*What to produce*
Look for "peine" in the listing below. Gather each line that contains it.

*Task inputs*

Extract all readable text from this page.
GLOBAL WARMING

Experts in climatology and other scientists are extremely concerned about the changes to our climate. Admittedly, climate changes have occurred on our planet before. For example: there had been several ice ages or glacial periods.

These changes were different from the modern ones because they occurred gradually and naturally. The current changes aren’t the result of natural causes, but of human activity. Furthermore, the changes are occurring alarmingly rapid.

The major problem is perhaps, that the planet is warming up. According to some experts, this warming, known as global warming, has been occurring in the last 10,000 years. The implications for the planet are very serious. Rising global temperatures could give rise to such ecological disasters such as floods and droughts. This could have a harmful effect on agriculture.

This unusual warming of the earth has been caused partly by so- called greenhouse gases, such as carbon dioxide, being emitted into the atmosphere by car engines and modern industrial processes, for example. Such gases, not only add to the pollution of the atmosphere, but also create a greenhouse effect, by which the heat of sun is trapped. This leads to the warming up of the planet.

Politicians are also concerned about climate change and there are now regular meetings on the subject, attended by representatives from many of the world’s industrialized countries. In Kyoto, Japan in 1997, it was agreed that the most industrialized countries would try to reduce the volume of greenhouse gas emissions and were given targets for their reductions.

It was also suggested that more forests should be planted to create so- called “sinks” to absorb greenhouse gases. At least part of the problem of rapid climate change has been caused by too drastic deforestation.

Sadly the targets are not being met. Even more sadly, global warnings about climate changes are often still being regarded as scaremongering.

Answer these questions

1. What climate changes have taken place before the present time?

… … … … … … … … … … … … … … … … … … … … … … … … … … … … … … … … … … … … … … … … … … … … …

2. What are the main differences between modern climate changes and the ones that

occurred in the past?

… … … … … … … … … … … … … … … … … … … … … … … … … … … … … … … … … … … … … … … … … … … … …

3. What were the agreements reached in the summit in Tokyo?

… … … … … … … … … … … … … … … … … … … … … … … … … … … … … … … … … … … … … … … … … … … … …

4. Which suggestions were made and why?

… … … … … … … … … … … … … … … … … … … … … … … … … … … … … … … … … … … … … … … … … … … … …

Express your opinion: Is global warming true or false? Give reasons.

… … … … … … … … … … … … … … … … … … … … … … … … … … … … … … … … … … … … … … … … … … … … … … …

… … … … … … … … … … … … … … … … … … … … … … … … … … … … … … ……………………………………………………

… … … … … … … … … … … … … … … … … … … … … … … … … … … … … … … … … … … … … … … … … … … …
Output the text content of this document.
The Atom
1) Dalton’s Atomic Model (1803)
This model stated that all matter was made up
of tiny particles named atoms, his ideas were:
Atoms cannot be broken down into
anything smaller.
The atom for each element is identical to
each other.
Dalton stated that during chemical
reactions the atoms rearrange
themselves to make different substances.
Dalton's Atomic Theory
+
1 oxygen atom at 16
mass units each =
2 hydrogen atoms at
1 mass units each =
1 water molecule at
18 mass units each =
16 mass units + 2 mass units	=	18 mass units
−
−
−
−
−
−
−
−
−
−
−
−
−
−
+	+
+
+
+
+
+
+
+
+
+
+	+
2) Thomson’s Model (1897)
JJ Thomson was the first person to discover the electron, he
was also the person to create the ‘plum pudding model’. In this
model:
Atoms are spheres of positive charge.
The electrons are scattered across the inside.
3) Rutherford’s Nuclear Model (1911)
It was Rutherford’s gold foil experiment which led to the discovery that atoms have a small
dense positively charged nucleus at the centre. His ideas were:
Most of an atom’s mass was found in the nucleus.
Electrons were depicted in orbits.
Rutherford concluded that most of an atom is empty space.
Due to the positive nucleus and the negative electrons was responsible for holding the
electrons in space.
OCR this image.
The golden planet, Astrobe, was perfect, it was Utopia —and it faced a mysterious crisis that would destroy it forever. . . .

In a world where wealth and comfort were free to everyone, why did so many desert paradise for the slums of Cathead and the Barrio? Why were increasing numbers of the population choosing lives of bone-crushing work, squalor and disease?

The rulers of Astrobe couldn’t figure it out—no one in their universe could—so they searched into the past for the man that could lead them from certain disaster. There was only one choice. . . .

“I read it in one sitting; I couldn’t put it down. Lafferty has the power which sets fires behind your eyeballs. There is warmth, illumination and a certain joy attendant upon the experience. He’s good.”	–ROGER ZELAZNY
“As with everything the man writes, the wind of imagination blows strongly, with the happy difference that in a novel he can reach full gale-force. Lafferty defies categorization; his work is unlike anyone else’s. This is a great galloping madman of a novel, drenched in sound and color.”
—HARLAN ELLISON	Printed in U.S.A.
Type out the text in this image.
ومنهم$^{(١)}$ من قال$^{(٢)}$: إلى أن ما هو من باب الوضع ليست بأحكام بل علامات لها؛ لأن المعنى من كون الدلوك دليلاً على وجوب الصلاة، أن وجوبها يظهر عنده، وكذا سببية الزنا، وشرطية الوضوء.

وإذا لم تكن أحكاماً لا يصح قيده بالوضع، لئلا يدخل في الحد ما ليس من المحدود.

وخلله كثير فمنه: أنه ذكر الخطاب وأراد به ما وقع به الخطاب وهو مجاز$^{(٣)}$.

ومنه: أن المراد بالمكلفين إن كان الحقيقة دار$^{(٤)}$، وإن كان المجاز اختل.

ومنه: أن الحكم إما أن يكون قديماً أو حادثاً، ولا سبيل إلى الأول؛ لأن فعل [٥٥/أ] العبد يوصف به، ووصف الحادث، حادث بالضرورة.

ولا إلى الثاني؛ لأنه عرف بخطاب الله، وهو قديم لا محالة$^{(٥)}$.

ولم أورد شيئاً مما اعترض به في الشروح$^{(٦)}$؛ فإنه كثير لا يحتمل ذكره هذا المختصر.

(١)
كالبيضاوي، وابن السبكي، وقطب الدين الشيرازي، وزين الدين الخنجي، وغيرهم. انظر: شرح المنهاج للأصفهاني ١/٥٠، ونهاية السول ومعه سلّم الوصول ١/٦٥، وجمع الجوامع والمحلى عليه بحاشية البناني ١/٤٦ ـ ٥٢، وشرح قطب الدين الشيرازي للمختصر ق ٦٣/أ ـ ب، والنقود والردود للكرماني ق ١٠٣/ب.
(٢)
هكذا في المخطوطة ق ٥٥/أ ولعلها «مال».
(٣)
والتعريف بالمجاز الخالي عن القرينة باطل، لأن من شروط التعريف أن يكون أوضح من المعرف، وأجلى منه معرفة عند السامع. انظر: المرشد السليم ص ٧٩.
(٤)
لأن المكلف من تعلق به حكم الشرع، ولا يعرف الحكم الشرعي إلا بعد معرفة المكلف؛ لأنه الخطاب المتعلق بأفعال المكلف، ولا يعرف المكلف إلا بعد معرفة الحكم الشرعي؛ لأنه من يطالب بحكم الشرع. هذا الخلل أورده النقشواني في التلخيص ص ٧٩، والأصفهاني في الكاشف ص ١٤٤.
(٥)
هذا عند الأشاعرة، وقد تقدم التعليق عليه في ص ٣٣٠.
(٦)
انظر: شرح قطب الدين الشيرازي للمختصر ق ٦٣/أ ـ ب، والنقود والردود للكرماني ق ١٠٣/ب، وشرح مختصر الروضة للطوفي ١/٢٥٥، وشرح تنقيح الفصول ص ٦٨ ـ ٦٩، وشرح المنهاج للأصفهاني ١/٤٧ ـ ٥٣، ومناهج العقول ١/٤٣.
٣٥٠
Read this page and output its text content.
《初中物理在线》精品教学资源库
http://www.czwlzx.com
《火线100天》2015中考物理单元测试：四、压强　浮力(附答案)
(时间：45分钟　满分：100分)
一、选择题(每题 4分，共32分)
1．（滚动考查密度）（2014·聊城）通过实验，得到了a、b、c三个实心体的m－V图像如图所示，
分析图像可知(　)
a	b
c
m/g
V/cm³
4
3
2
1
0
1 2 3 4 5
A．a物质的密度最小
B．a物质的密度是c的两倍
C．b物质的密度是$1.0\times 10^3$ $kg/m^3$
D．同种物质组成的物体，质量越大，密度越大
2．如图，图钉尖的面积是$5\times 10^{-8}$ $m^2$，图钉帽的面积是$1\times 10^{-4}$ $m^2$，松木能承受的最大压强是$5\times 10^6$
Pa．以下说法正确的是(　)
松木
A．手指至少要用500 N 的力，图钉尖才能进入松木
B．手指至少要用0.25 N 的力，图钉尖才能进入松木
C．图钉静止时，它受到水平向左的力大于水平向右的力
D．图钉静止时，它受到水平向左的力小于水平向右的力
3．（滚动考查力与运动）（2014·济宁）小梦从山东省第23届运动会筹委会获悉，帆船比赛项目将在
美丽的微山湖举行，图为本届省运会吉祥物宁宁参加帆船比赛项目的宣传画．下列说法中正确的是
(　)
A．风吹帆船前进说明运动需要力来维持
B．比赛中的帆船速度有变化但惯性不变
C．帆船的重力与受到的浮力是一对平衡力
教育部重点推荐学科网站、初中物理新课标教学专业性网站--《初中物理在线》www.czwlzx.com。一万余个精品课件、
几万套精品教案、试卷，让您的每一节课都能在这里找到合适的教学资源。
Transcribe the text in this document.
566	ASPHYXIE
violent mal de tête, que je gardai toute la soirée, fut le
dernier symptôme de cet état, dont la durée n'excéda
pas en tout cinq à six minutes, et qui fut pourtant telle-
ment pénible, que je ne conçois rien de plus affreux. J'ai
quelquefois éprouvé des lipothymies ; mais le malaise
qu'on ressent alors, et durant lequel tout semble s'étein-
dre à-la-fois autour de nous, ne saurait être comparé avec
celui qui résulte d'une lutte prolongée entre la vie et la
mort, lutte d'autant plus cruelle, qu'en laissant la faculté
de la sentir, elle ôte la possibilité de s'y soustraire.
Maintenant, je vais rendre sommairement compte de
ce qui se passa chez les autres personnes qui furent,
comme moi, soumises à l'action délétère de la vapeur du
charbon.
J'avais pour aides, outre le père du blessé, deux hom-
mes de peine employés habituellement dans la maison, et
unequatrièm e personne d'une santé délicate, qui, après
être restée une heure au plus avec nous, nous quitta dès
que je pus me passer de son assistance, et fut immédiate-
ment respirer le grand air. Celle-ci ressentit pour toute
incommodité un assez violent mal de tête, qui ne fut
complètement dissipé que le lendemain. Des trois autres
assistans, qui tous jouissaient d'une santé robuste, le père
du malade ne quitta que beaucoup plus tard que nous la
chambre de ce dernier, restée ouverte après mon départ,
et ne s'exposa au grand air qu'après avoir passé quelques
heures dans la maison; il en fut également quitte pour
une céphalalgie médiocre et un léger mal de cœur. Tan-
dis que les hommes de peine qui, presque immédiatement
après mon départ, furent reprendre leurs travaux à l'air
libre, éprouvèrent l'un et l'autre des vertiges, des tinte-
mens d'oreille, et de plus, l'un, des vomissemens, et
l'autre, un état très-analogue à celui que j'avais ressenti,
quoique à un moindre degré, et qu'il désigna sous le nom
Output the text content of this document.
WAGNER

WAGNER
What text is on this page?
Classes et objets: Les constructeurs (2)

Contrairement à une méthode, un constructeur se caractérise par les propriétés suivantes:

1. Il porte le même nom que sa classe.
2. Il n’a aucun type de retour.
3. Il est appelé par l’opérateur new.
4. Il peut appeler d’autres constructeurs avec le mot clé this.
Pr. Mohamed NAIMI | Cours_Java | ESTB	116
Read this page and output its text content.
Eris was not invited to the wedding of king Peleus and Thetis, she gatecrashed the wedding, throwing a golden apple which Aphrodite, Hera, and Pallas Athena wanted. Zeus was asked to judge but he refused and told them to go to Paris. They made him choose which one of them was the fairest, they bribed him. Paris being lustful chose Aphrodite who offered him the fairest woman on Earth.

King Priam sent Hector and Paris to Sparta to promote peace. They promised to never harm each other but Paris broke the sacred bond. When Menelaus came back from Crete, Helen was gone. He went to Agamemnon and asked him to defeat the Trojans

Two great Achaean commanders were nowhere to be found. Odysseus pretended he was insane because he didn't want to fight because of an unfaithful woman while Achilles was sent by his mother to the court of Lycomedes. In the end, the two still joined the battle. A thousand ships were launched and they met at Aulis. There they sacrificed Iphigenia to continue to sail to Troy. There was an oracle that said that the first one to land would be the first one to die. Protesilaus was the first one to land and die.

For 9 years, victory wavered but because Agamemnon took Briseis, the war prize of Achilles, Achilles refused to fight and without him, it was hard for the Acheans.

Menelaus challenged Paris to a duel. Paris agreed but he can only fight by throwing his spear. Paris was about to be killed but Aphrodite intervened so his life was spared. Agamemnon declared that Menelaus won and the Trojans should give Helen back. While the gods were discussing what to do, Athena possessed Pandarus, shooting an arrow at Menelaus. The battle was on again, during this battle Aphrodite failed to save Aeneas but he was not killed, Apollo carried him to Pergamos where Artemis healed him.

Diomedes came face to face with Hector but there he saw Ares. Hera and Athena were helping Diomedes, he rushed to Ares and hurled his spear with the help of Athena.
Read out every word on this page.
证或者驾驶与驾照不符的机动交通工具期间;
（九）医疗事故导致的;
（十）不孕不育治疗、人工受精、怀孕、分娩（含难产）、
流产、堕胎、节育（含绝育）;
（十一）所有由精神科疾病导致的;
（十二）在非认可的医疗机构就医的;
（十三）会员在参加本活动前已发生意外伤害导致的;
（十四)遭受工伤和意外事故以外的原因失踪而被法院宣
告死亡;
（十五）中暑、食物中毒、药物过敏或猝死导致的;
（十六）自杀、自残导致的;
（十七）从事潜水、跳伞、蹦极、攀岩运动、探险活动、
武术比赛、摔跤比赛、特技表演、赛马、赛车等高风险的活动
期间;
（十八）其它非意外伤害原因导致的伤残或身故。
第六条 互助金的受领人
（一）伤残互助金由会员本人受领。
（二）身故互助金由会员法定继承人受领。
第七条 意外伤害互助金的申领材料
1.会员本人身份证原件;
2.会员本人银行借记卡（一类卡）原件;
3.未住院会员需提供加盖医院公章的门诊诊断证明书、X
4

*Output*
mes de peine employés habituellement dans la maison, et
dis que les hommes de peine qui, presque immédiatement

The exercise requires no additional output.